Instruction.
Transcribe the material word for word, but without the images.

### Supplied material ###

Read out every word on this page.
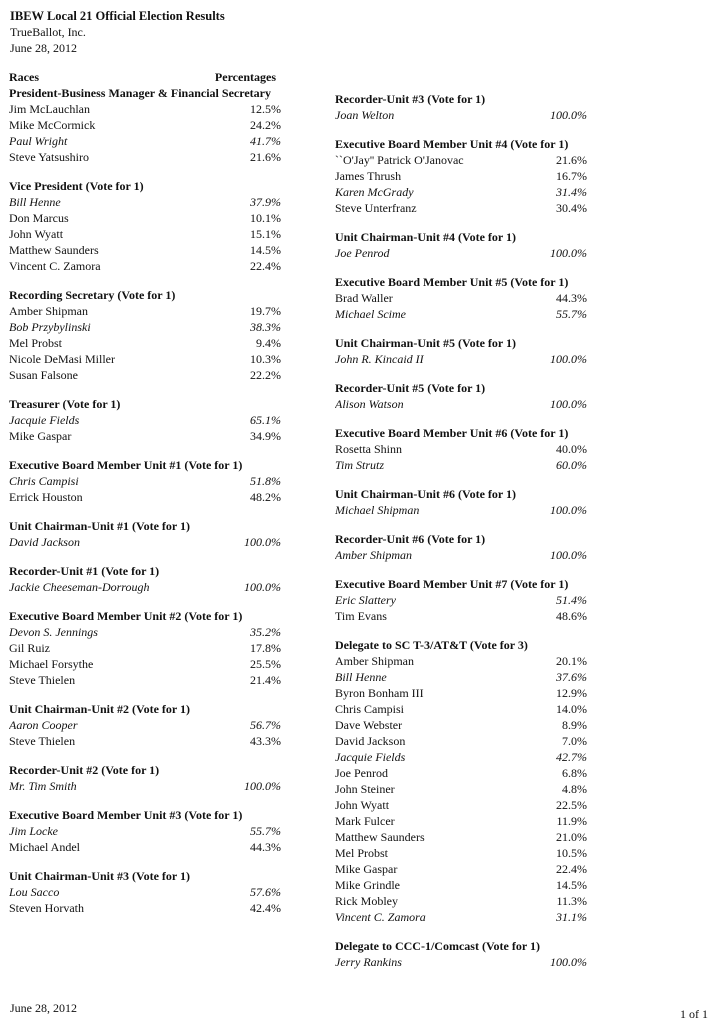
IBEW Local 21 Official Election Results
TrueBallot, Inc.
June 28, 2012
Races	Percentages
President-Business Manager & Financial Secretary
Jim McLauchlan	12.5%
Mike McCormick	24.2%
Paul Wright	41.7%
Steve Yatsushiro	21.6%
Vice President (Vote for 1)
Bill Henne	37.9%
Don Marcus	10.1%
John Wyatt	15.1%
Matthew Saunders	14.5%
Vincent C. Zamora	22.4%
Recording Secretary (Vote for 1)
Amber Shipman	19.7%
Bob Przybylinski	38.3%
Mel Probst	9.4%
Nicole DeMasi Miller	10.3%
Susan Falsone	22.2%
Treasurer (Vote for 1)
Jacquie Fields	65.1%
Mike Gaspar	34.9%
Executive Board Member Unit #1 (Vote for 1)
Chris Campisi	51.8%
Errick Houston	48.2%
Unit Chairman-Unit #1 (Vote for 1)
David Jackson	100.0%
Recorder-Unit #1 (Vote for 1)
Jackie Cheeseman-Dorrough	100.0%
Executive Board Member Unit #2 (Vote for 1)
Devon S. Jennings	35.2%
Gil Ruiz	17.8%
Michael Forsythe	25.5%
Steve Thielen	21.4%
Unit Chairman-Unit #2 (Vote for 1)
Aaron Cooper	56.7%
Steve Thielen	43.3%
Recorder-Unit #2 (Vote for 1)
Mr. Tim Smith	100.0%
Executive Board Member Unit #3 (Vote for 1)
Jim Locke	55.7%
Michael Andel	44.3%
Unit Chairman-Unit #3 (Vote for 1)
Lou Sacco	57.6%
Steven Horvath	42.4%
Recorder-Unit #3 (Vote for 1)
Joan Welton	100.0%
Executive Board Member Unit #4 (Vote for 1)
``O'Jay'' Patrick O'Janovac	21.6%
James Thrush	16.7%
Karen McGrady	31.4%
Steve Unterfranz	30.4%
Unit Chairman-Unit #4 (Vote for 1)
Joe Penrod	100.0%
Executive Board Member Unit #5 (Vote for 1)
Brad Waller	44.3%
Michael Scime	55.7%
Unit Chairman-Unit #5 (Vote for 1)
John R. Kincaid II	100.0%
Recorder-Unit #5 (Vote for 1)
Alison Watson	100.0%
Executive Board Member Unit #6 (Vote for 1)
Rosetta Shinn	40.0%
Tim Strutz	60.0%
Unit Chairman-Unit #6 (Vote for 1)
Michael Shipman	100.0%
Recorder-Unit #6 (Vote for 1)
Amber Shipman	100.0%
Executive Board Member Unit #7 (Vote for 1)
Eric Slattery	51.4%
Tim Evans	48.6%
Delegate to SC T-3/AT&T (Vote for 3)
Amber Shipman	20.1%
Bill Henne	37.6%
Byron Bonham III	12.9%
Chris Campisi	14.0%
Dave Webster	8.9%
David Jackson	7.0%
Jacquie Fields	42.7%
Joe Penrod	6.8%
John Steiner	4.8%
John Wyatt	22.5%
Mark Fulcer	11.9%
Matthew Saunders	21.0%
Mel Probst	10.5%
Mike Gaspar	22.4%
Mike Grindle	14.5%
Rick Mobley	11.3%
Vincent C. Zamora	31.1%
Delegate to CCC-1/Comcast (Vote for 1)
Jerry Rankins	100.0%
June 28, 2012	1 of 1
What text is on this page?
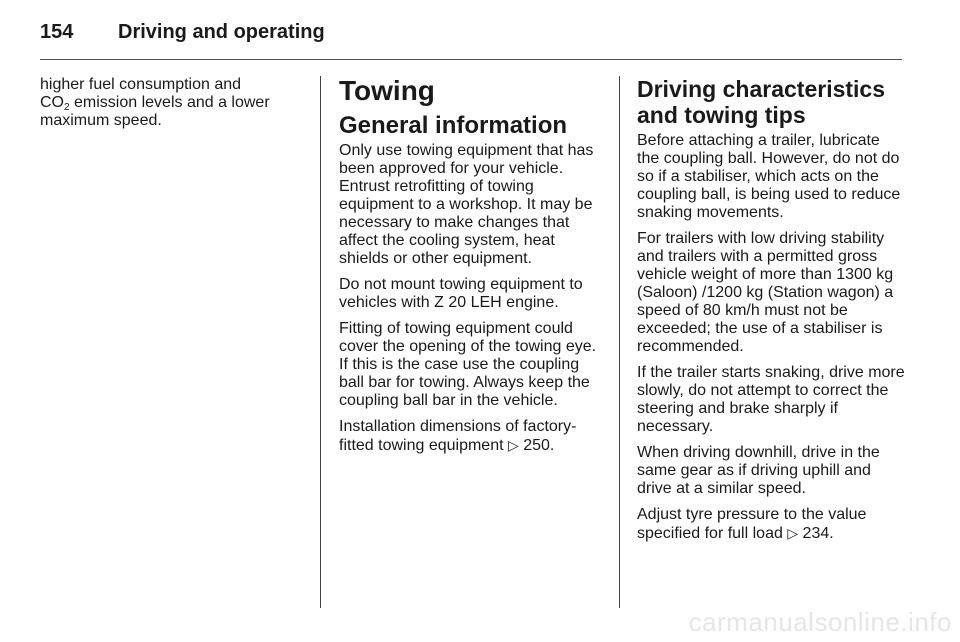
154 Driving and operating
higher fuel consumption and
$CO_2$ emission levels and a lower
maximum speed.
Towing
General information

Only use towing equipment that has been approved for your vehicle. Entrust retrofitting of towing equipment to a workshop. It may be necessary to make changes that affect the cooling system, heat shields or other equipment.

Do not mount towing equipment to vehicles with Z 20 LEH engine.

Fitting of towing equipment could cover the opening of the towing eye. If this is the case use the coupling ball bar for towing. Always keep the coupling ball bar in the vehicle.

Installation dimensions of factory-fitted towing equipment ▷ 250.

Driving characteristics and towing tips

Before attaching a trailer, lubricate the coupling ball. However, do not do so if a stabiliser, which acts on the coupling ball, is being used to reduce snaking movements.

For trailers with low driving stability and trailers with a permitted gross vehicle weight of more than 1300 kg (Saloon) /1200 kg (Station wagon) a speed of 80 km/h must not be exceeded; the use of a stabiliser is recommended.

If the trailer starts snaking, drive more slowly, do not attempt to correct the steering and brake sharply if necessary.

When driving downhill, drive in the same gear as if driving uphill and drive at a similar speed.

Adjust tyre pressure to the value specified for full load ▷ 234.

carmanualsonline.info
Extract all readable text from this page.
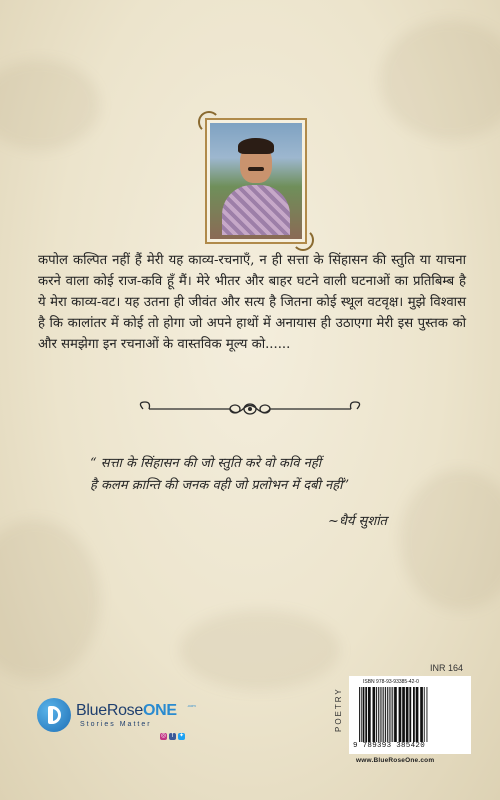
कपोल कल्पित नहीं हैं मेरी यह काव्य-रचनाएँ, न ही सत्ता के सिंहासन की स्तुति या याचना करने वाला कोई राज-कवि हूँ मैं। मेरे भीतर और बाहर घटने वाली घटनाओं का प्रतिबिम्ब है ये मेरा काव्य-वट। यह उतना ही जीवंत और सत्य है जितना कोई स्थूल वटवृक्ष। मुझे विश्वास है कि कालांतर में कोई तो होगा जो अपने हाथों में अनायास ही उठाएगा मेरी इस पुस्तक को और समझेगा इन रचनाओं के वास्तविक मूल्य को......

“ सत्ता के सिंहासन की जो स्तुति करे वो कवि नहीं
है कलम क्रान्ति की जनक वही जो प्रलोभन में दबी नहीं”
~धैर्य सुशांत
INR 164
POETRY
ISBN 978-93-93385-42-0
9 789393 385420
www.BlueRoseOne.com
BlueRoseONE	.com
Stories Matter
◎ f ✦
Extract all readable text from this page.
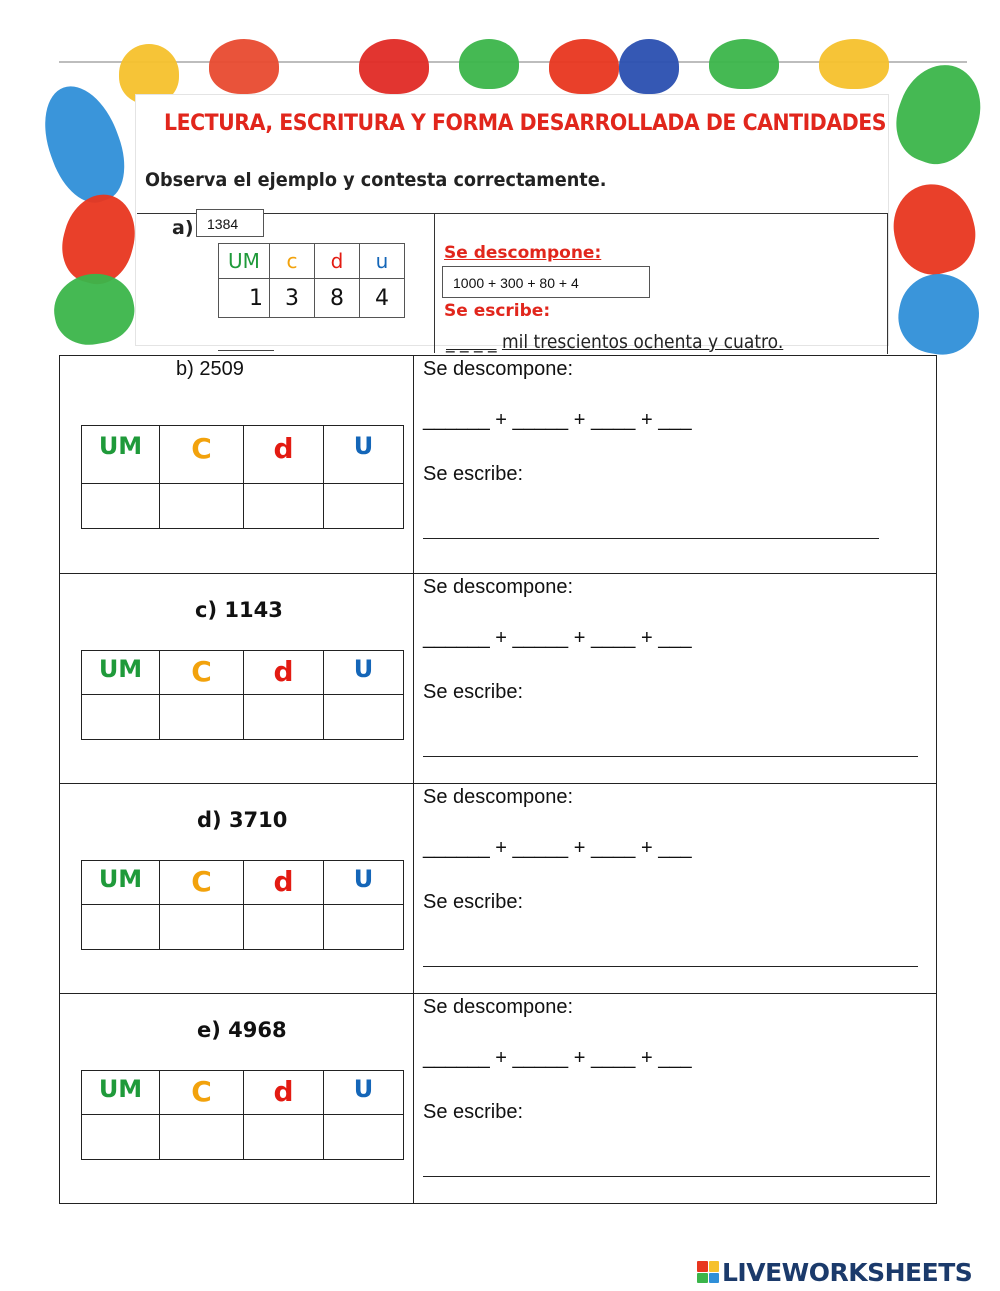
LECTURA, ESCRITURA Y FORMA DESARROLLADA DE CANTIDADES
Observa el ejemplo y contesta correctamente.
a) 1384
UM	c	d	u
1	3	8	4
Se descompone:
1000 + 300 + 80 + 4
Se escribe:
_ _ _ _ mil trescientos ochenta y cuatro.
b) 2509
UM	C	d	U

Se descompone:
______ + _____ + ____ + ___
Se escribe:
c) 1143
UM	C	d	U

Se descompone:
______ + _____ + ____ + ___
Se escribe:
d) 3710
UM	C	d	U

Se descompone:
______ + _____ + ____ + ___
Se escribe:
e) 4968
UM	C	d	U

Se descompone:
______ + _____ + ____ + ___
Se escribe:
LIVEWORKSHEETS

###

Exercise result.
Read out every word on this page.
IBEW Local 21 Official Election Results
TrueBallot, Inc.
June 28, 2012
Races	Percentages
President-Business Manager & Financial Secretary
Jim McLauchlan	12.5%
Mike McCormick	24.2%
Paul Wright	41.7%
Steve Yatsushiro	21.6%
Vice President (Vote for 1)
Bill Henne	37.9%
Don Marcus	10.1%
John Wyatt	15.1%
Matthew Saunders	14.5%
Vincent C. Zamora	22.4%
Recording Secretary (Vote for 1)
Amber Shipman	19.7%
Bob Przybylinski	38.3%
Mel Probst	9.4%
Nicole DeMasi Miller	10.3%
Susan Falsone	22.2%
Treasurer (Vote for 1)
Jacquie Fields	65.1%
Mike Gaspar	34.9%
Executive Board Member Unit #1 (Vote for 1)
Chris Campisi	51.8%
Errick Houston	48.2%
Unit Chairman-Unit #1 (Vote for 1)
David Jackson	100.0%
Recorder-Unit #1 (Vote for 1)
Jackie Cheeseman-Dorrough	100.0%
Executive Board Member Unit #2 (Vote for 1)
Devon S. Jennings	35.2%
Gil Ruiz	17.8%
Michael Forsythe	25.5%
Steve Thielen	21.4%
Unit Chairman-Unit #2 (Vote for 1)
Aaron Cooper	56.7%
Steve Thielen	43.3%
Recorder-Unit #2 (Vote for 1)
Mr. Tim Smith	100.0%
Executive Board Member Unit #3 (Vote for 1)
Jim Locke	55.7%
Michael Andel	44.3%
Unit Chairman-Unit #3 (Vote for 1)
Lou Sacco	57.6%
Steven Horvath	42.4%
Recorder-Unit #3 (Vote for 1)
Joan Welton	100.0%
Executive Board Member Unit #4 (Vote for 1)
``O'Jay'' Patrick O'Janovac	21.6%
James Thrush	16.7%
Karen McGrady	31.4%
Steve Unterfranz	30.4%
Unit Chairman-Unit #4 (Vote for 1)
Joe Penrod	100.0%
Executive Board Member Unit #5 (Vote for 1)
Brad Waller	44.3%
Michael Scime	55.7%
Unit Chairman-Unit #5 (Vote for 1)
John R. Kincaid II	100.0%
Recorder-Unit #5 (Vote for 1)
Alison Watson	100.0%
Executive Board Member Unit #6 (Vote for 1)
Rosetta Shinn	40.0%
Tim Strutz	60.0%
Unit Chairman-Unit #6 (Vote for 1)
Michael Shipman	100.0%
Recorder-Unit #6 (Vote for 1)
Amber Shipman	100.0%
Executive Board Member Unit #7 (Vote for 1)
Eric Slattery	51.4%
Tim Evans	48.6%
Delegate to SC T-3/AT&T (Vote for 3)
Amber Shipman	20.1%
Bill Henne	37.6%
Byron Bonham III	12.9%
Chris Campisi	14.0%
Dave Webster	8.9%
David Jackson	7.0%
Jacquie Fields	42.7%
Joe Penrod	6.8%
John Steiner	4.8%
John Wyatt	22.5%
Mark Fulcer	11.9%
Matthew Saunders	21.0%
Mel Probst	10.5%
Mike Gaspar	22.4%
Mike Grindle	14.5%
Rick Mobley	11.3%
Vincent C. Zamora	31.1%
Delegate to CCC-1/Comcast (Vote for 1)
Jerry Rankins	100.0%
June 28, 2012	1 of 1
What text is on this page?
154 Driving and operating
higher fuel consumption and
$CO_2$ emission levels and a lower
maximum speed.
Towing
General information

Only use towing equipment that has been approved for your vehicle. Entrust retrofitting of towing equipment to a workshop. It may be necessary to make changes that affect the cooling system, heat shields or other equipment.

Do not mount towing equipment to vehicles with Z 20 LEH engine.

Fitting of towing equipment could cover the opening of the towing eye. If this is the case use the coupling ball bar for towing. Always keep the coupling ball bar in the vehicle.

Installation dimensions of factory-fitted towing equipment ▷ 250.

Driving characteristics and towing tips

Before attaching a trailer, lubricate the coupling ball. However, do not do so if a stabiliser, which acts on the coupling ball, is being used to reduce snaking movements.

For trailers with low driving stability and trailers with a permitted gross vehicle weight of more than 1300 kg (Saloon) /1200 kg (Station wagon) a speed of 80 km/h must not be exceeded; the use of a stabiliser is recommended.

If the trailer starts snaking, drive more slowly, do not attempt to correct the steering and brake sharply if necessary.

When driving downhill, drive in the same gear as if driving uphill and drive at a similar speed.

Adjust tyre pressure to the value specified for full load ▷ 234.

carmanualsonline.info
Extract all readable text from this page.
कपोल कल्पित नहीं हैं मेरी यह काव्य-रचनाएँ, न ही सत्ता के सिंहासन की स्तुति या याचना करने वाला कोई राज-कवि हूँ मैं। मेरे भीतर और बाहर घटने वाली घटनाओं का प्रतिबिम्ब है ये मेरा काव्य-वट। यह उतना ही जीवंत और सत्य है जितना कोई स्थूल वटवृक्ष। मुझे विश्वास है कि कालांतर में कोई तो होगा जो अपने हाथों में अनायास ही उठाएगा मेरी इस पुस्तक को और समझेगा इन रचनाओं के वास्तविक मूल्य को......

“ सत्ता के सिंहासन की जो स्तुति करे वो कवि नहीं
है कलम क्रान्ति की जनक वही जो प्रलोभन में दबी नहीं”
~धैर्य सुशांत
INR 164
POETRY
ISBN 978-93-93385-42-0
9 789393 385420
www.BlueRoseOne.com
BlueRoseONE	.com
Stories Matter
◎ f ✦
Extract all readable text from this page.
LECTURA, ESCRITURA Y FORMA DESARROLLADA DE CANTIDADES
Observa el ejemplo y contesta correctamente.
a) 1384
UM	c	d	u
1	3	8	4
Se descompone:
1000 + 300 + 80 + 4
Se escribe:
_ _ _ _ mil trescientos ochenta y cuatro.
b) 2509
UM	C	d	U

Se descompone:
______ + _____ + ____ + ___
Se escribe:
c) 1143
UM	C	d	U

Se descompone:
______ + _____ + ____ + ___
Se escribe:
d) 3710
UM	C	d	U

Se descompone:
______ + _____ + ____ + ___
Se escribe:
e) 4968
UM	C	d	U

Se descompone:
______ + _____ + ____ + ___
Se escribe:
LIVEWORKSHEETS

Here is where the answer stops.